- TO BE DONE: Repeat the listing word for word. No pictures belong in the copy.

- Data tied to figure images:
>> START

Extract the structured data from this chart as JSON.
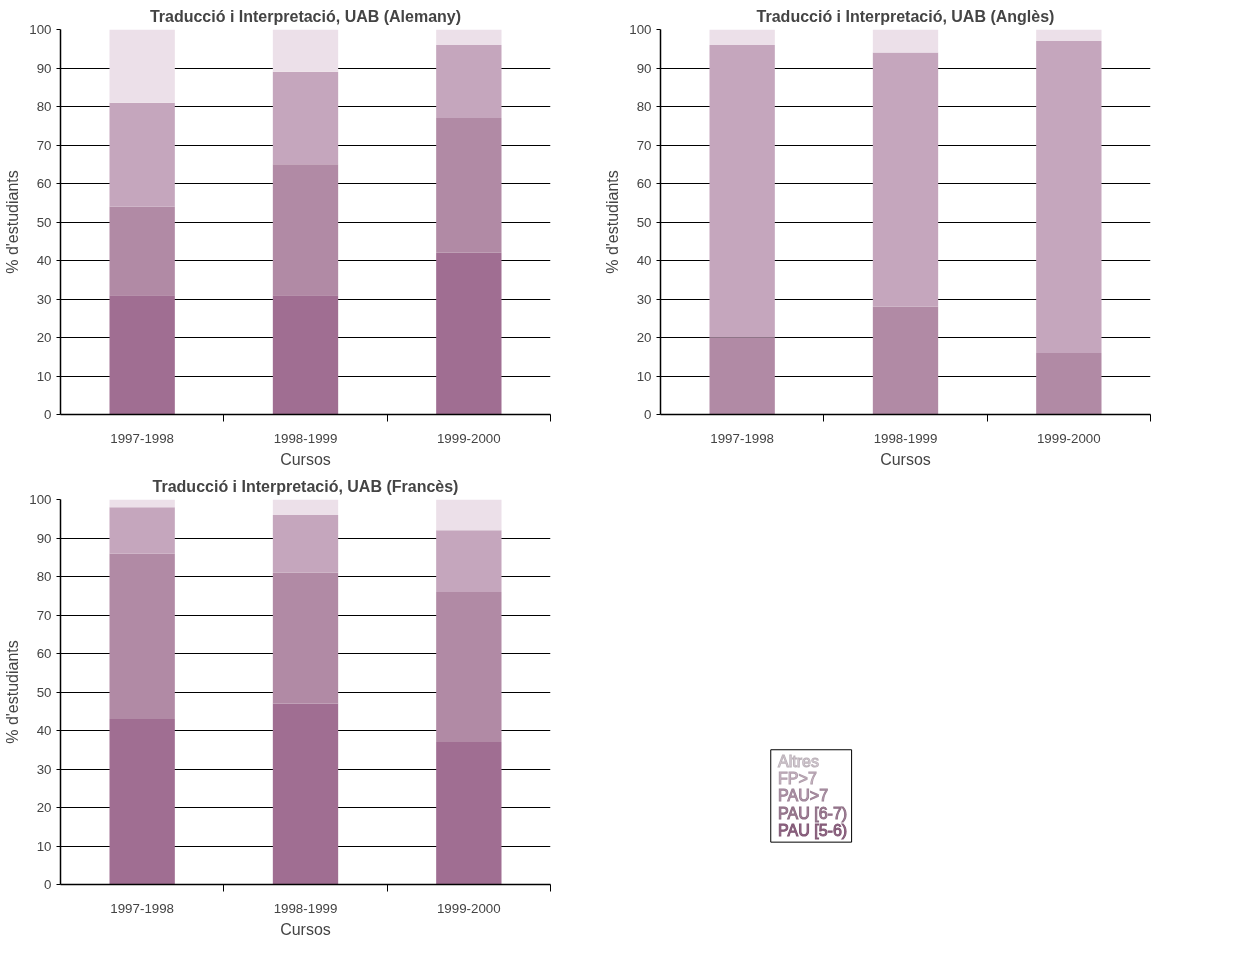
{
  "chart_data": [
    {
      "type": "bar",
      "stacked": true,
      "title": "Traducció i Interpretació, UAB (Alemany)",
      "xlabel": "Cursos",
      "ylabel": "% d'estudiants",
      "categories": [
        "1997-1998",
        "1998-1999",
        "1999-2000"
      ],
      "ylim": [
        0,
        100
      ],
      "yticks": [
        0,
        10,
        20,
        30,
        40,
        50,
        60,
        70,
        80,
        90,
        100
      ],
      "grid": "y",
      "series": [
        {
          "color": "#a06e92",
          "values": [
            31,
            31,
            42
          ]
        },
        {
          "color": "#b18aa5",
          "values": [
            23,
            34,
            35
          ]
        },
        {
          "color": "#c5a6bd",
          "values": [
            27,
            24,
            19
          ]
        },
        {
          "color": "#dcc6d6",
          "values": [
            0,
            0,
            0
          ]
        },
        {
          "color": "#ece0e9",
          "values": [
            19,
            11,
            4
          ]
        }
      ]
    },
    {
      "type": "bar",
      "stacked": true,
      "title": "Traducció i Interpretació, UAB (Anglès)",
      "xlabel": "Cursos",
      "ylabel": "% d'estudiants",
      "categories": [
        "1997-1998",
        "1998-1999",
        "1999-2000"
      ],
      "ylim": [
        0,
        100
      ],
      "yticks": [
        0,
        10,
        20,
        30,
        40,
        50,
        60,
        70,
        80,
        90,
        100
      ],
      "grid": "y",
      "series": [
        {
          "color": "#a06e92",
          "values": [
            0,
            0,
            0
          ]
        },
        {
          "color": "#b18aa5",
          "values": [
            20,
            28,
            16
          ]
        },
        {
          "color": "#c5a6bd",
          "values": [
            76,
            66,
            81
          ]
        },
        {
          "color": "#dcc6d6",
          "values": [
            0,
            0,
            0
          ]
        },
        {
          "color": "#ece0e9",
          "values": [
            4,
            6,
            3
          ]
        }
      ]
    },
    {
      "type": "bar",
      "stacked": true,
      "title": "Traducció i Interpretació, UAB (Francès)",
      "xlabel": "Cursos",
      "ylabel": "% d'estudiants",
      "categories": [
        "1997-1998",
        "1998-1999",
        "1999-2000"
      ],
      "ylim": [
        0,
        100
      ],
      "yticks": [
        0,
        10,
        20,
        30,
        40,
        50,
        60,
        70,
        80,
        90,
        100
      ],
      "grid": "y",
      "series": [
        {
          "name": "PAU  [5-6)",
          "color": "#a06e92",
          "values": [
            43,
            47,
            37
          ]
        },
        {
          "name": "PAU [6-7)",
          "color": "#b18aa5",
          "values": [
            43,
            34,
            39
          ]
        },
        {
          "name": "PAU>7",
          "color": "#c5a6bd",
          "values": [
            12,
            15,
            16
          ]
        },
        {
          "name": "FP>7",
          "color": "#dcc6d6",
          "values": [
            0,
            0,
            0
          ]
        },
        {
          "name": "Altres",
          "color": "#ece0e9",
          "values": [
            2,
            4,
            8
          ]
        }
      ]
    }
  ]
}
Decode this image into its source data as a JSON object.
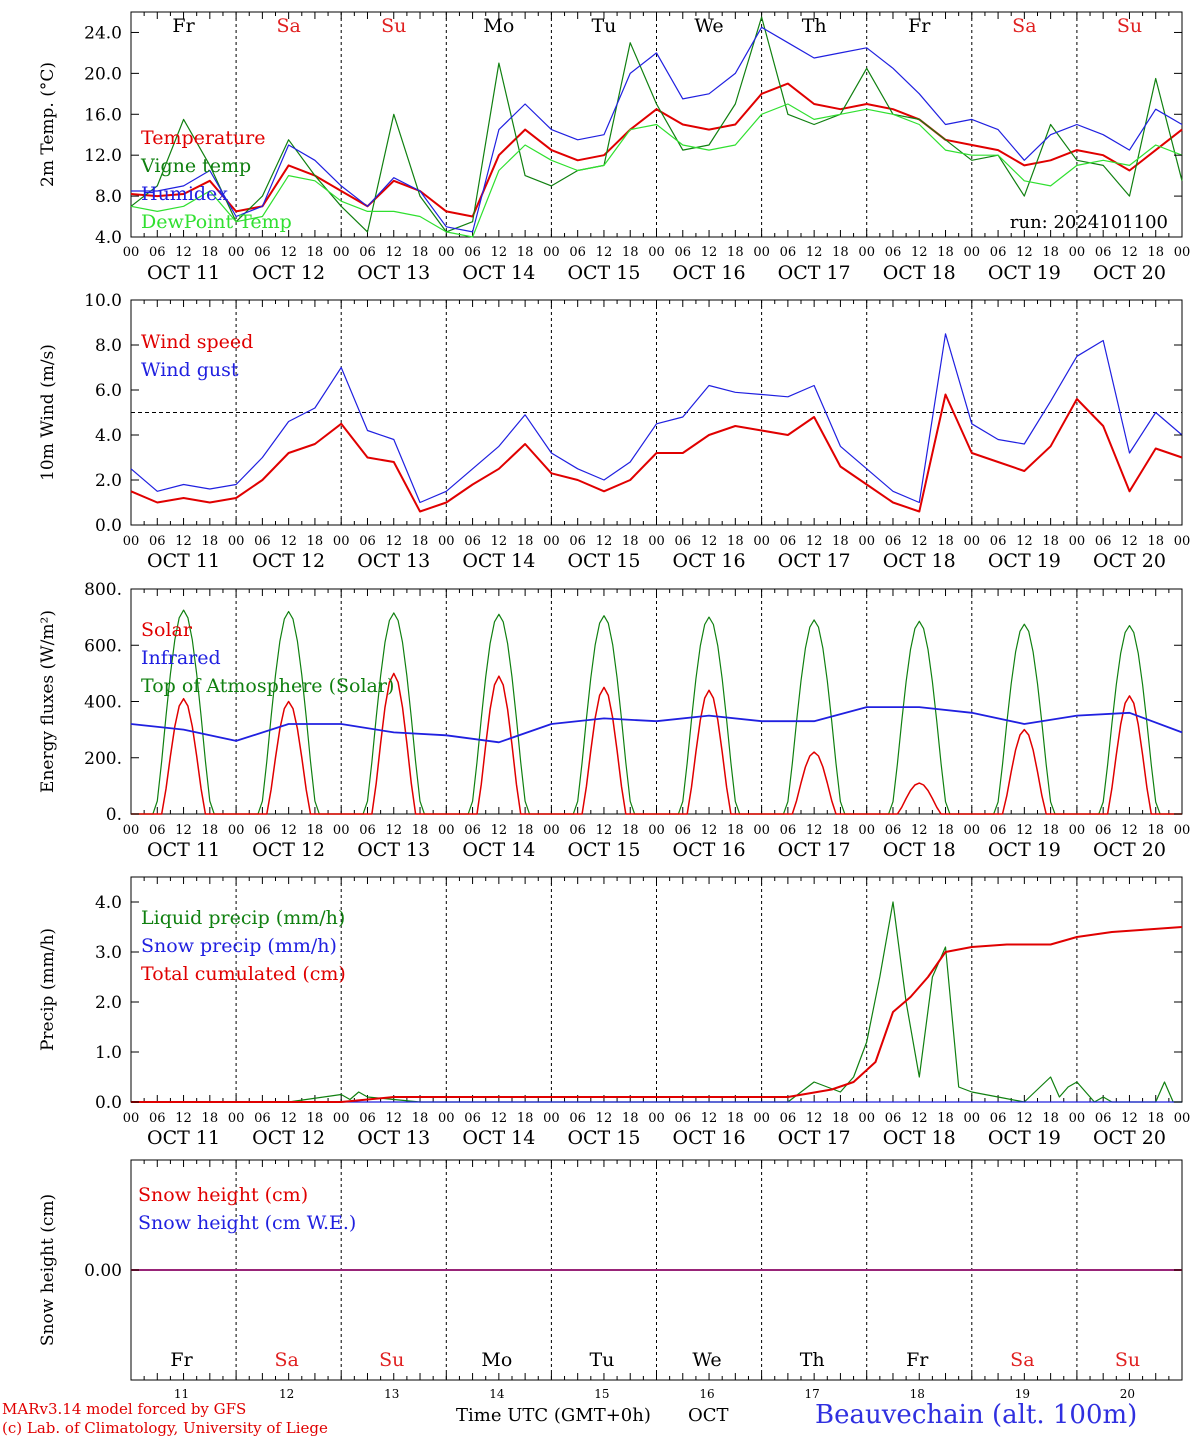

>> END

- OUTPUT OF THE EXERCISE:
Extract the structured data from this chart as JSON.
{
  "chart_data": [
    {
      "type": "bar",
      "stacked": true,
      "title": "Traducció i Interpretació, UAB (Alemany)",
      "xlabel": "Cursos",
      "ylabel": "% d'estudiants",
      "categories": [
        "1997-1998",
        "1998-1999",
        "1999-2000"
      ],
      "ylim": [
        0,
        100
      ],
      "yticks": [
        0,
        10,
        20,
        30,
        40,
        50,
        60,
        70,
        80,
        90,
        100
      ],
      "grid": "y",
      "series": [
        {
          "color": "#a06e92",
          "values": [
            31,
            31,
            42
          ]
        },
        {
          "color": "#b18aa5",
          "values": [
            23,
            34,
            35
          ]
        },
        {
          "color": "#c5a6bd",
          "values": [
            27,
            24,
            19
          ]
        },
        {
          "color": "#dcc6d6",
          "values": [
            0,
            0,
            0
          ]
        },
        {
          "color": "#ece0e9",
          "values": [
            19,
            11,
            4
          ]
        }
      ]
    },
    {
      "type": "bar",
      "stacked": true,
      "title": "Traducció i Interpretació, UAB (Anglès)",
      "xlabel": "Cursos",
      "ylabel": "% d'estudiants",
      "categories": [
        "1997-1998",
        "1998-1999",
        "1999-2000"
      ],
      "ylim": [
        0,
        100
      ],
      "yticks": [
        0,
        10,
        20,
        30,
        40,
        50,
        60,
        70,
        80,
        90,
        100
      ],
      "grid": "y",
      "series": [
        {
          "color": "#a06e92",
          "values": [
            0,
            0,
            0
          ]
        },
        {
          "color": "#b18aa5",
          "values": [
            20,
            28,
            16
          ]
        },
        {
          "color": "#c5a6bd",
          "values": [
            76,
            66,
            81
          ]
        },
        {
          "color": "#dcc6d6",
          "values": [
            0,
            0,
            0
          ]
        },
        {
          "color": "#ece0e9",
          "values": [
            4,
            6,
            3
          ]
        }
      ]
    },
    {
      "type": "bar",
      "stacked": true,
      "title": "Traducció i Interpretació, UAB (Francès)",
      "xlabel": "Cursos",
      "ylabel": "% d'estudiants",
      "categories": [
        "1997-1998",
        "1998-1999",
        "1999-2000"
      ],
      "ylim": [
        0,
        100
      ],
      "yticks": [
        0,
        10,
        20,
        30,
        40,
        50,
        60,
        70,
        80,
        90,
        100
      ],
      "grid": "y",
      "series": [
        {
          "name": "PAU  [5-6)",
          "color": "#a06e92",
          "values": [
            43,
            47,
            37
          ]
        },
        {
          "name": "PAU [6-7)",
          "color": "#b18aa5",
          "values": [
            43,
            34,
            39
          ]
        },
        {
          "name": "PAU>7",
          "color": "#c5a6bd",
          "values": [
            12,
            15,
            16
          ]
        },
        {
          "name": "FP>7",
          "color": "#dcc6d6",
          "values": [
            0,
            0,
            0
          ]
        },
        {
          "name": "Altres",
          "color": "#ece0e9",
          "values": [
            2,
            4,
            8
          ]
        }
      ]
    }
  ]
}
Decode this image into its source data as a JSON object.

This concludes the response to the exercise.